### Selected excerpt

Covariant computation of effective actions in Horava-Lifshitz gravity

TL;DR

This paper develops a systematic method to compute heat-kernel coefficients for anisotropic operators in curved spacetime, deriving effective actions and analyzing the renormalization group flow in Horava-Lifshitz gravity.

Contribution

It introduces a covariant approach to compute heat-kernel coefficients for anisotropic Laplacians, advancing the understanding of quantum corrections in Horava-Lifshitz gravity.

Findings

Identified the Gaussian fixed point as a UV completion candidate.

Found the high-energy phase is screened by a Landau pole.

Derived beta functions and effective actions for the theory.

######
### Provided records

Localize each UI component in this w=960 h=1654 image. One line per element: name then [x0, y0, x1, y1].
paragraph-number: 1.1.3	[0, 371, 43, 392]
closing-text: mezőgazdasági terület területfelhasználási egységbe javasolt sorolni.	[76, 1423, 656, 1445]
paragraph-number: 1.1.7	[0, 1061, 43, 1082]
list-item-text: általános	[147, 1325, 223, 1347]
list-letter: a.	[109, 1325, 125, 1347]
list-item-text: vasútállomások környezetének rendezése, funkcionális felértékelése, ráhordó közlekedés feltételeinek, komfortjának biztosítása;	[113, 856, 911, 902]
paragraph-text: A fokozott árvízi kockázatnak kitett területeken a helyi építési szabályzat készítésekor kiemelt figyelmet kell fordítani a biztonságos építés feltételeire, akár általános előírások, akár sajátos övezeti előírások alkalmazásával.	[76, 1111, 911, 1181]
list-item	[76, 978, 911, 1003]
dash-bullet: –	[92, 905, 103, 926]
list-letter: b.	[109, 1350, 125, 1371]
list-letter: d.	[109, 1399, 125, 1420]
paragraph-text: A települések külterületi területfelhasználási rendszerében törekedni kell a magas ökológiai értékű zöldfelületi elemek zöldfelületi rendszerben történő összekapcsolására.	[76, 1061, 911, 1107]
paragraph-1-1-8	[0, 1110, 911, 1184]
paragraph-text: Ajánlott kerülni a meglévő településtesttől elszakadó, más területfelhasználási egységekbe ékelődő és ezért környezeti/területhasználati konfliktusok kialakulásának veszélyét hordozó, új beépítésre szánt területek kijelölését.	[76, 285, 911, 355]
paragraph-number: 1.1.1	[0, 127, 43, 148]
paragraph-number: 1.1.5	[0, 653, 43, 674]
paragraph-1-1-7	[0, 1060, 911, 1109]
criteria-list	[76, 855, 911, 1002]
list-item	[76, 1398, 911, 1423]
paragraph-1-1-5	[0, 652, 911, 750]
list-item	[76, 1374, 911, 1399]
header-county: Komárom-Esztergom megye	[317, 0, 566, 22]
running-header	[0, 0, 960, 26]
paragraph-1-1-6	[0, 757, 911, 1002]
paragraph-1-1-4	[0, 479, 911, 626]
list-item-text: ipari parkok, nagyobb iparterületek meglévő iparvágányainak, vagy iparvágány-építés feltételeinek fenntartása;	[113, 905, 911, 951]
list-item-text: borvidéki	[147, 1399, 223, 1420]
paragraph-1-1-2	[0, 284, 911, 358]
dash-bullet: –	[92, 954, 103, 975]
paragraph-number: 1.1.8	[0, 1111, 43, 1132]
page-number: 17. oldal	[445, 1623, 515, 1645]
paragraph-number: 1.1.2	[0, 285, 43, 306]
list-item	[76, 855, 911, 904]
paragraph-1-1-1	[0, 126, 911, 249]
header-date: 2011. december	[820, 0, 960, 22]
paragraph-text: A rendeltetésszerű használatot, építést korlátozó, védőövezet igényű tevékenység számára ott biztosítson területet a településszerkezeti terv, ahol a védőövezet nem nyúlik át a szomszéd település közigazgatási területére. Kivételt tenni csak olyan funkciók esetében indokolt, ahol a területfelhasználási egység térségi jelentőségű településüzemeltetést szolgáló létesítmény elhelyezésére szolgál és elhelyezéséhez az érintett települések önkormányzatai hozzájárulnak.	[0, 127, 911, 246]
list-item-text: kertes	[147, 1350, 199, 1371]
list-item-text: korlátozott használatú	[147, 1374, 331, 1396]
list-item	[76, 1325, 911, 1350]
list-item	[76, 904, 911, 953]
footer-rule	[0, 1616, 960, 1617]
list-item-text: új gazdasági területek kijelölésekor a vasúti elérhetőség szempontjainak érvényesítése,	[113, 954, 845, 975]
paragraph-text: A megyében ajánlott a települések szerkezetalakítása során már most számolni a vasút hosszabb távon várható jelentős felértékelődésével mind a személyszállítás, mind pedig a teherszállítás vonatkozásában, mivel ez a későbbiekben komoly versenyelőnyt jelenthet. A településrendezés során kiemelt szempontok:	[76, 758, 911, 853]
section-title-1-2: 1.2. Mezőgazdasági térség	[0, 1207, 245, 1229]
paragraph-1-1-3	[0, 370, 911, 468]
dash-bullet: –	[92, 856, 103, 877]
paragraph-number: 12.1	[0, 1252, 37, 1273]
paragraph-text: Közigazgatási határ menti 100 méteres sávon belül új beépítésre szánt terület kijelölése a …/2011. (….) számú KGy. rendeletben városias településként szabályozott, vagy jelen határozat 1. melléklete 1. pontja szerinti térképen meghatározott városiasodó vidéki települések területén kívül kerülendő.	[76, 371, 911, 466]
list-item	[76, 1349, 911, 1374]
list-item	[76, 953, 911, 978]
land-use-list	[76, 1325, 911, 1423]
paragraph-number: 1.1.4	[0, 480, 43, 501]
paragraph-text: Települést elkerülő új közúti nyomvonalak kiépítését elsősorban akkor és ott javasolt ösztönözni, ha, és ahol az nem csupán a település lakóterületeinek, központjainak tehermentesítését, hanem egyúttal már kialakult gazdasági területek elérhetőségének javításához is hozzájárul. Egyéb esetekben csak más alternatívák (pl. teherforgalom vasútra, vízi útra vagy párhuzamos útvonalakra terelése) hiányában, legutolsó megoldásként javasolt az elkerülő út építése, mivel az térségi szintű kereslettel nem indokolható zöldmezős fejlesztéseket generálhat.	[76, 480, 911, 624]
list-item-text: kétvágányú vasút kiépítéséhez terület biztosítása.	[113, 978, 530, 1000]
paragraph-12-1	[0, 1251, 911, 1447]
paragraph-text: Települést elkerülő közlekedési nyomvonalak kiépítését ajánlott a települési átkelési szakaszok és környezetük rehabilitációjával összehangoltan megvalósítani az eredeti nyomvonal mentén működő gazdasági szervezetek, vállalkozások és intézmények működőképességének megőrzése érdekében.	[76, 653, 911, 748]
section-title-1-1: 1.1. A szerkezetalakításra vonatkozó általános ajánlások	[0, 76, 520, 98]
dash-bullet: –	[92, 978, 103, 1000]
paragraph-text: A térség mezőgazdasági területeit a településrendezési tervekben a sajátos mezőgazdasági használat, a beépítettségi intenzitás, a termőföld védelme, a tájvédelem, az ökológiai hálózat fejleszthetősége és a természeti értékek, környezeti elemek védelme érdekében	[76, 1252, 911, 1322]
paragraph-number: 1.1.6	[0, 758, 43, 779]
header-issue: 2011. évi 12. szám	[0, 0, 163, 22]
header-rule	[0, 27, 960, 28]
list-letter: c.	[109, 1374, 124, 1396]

######

Exercise tasks =>
• A. In two sentences, summarize the page on effective actions in Horava-Lifshitz gravity.
• B. Copy the part of the Horava-Lifshitz gravity page that begins at the words "Contribution" and stops after "for the theory.", swapping "Laplacians" for "operators".

Answers to the problems =>
• A. The paper develops a covariant method for computing heat-kernel coefficients of anisotropic operators in curved spacetime and uses it to derive effective actions and beta functions in Horava-Lifshitz gravity. It identifies the Gaussian fixed point as a candidate UV completion and finds that a Landau pole screens the high-energy phase.

• B.
Contribution

It introduces a covariant approach to compute heat-kernel coefficients for anisotropic operators, advancing the understanding of quantum corrections in Horava-Lifshitz gravity.

Findings

Identified the Gaussian fixed point as a UV completion candidate.

Found the high-energy phase is screened by a Landau pole.

Derived beta functions and effective actions for the theory.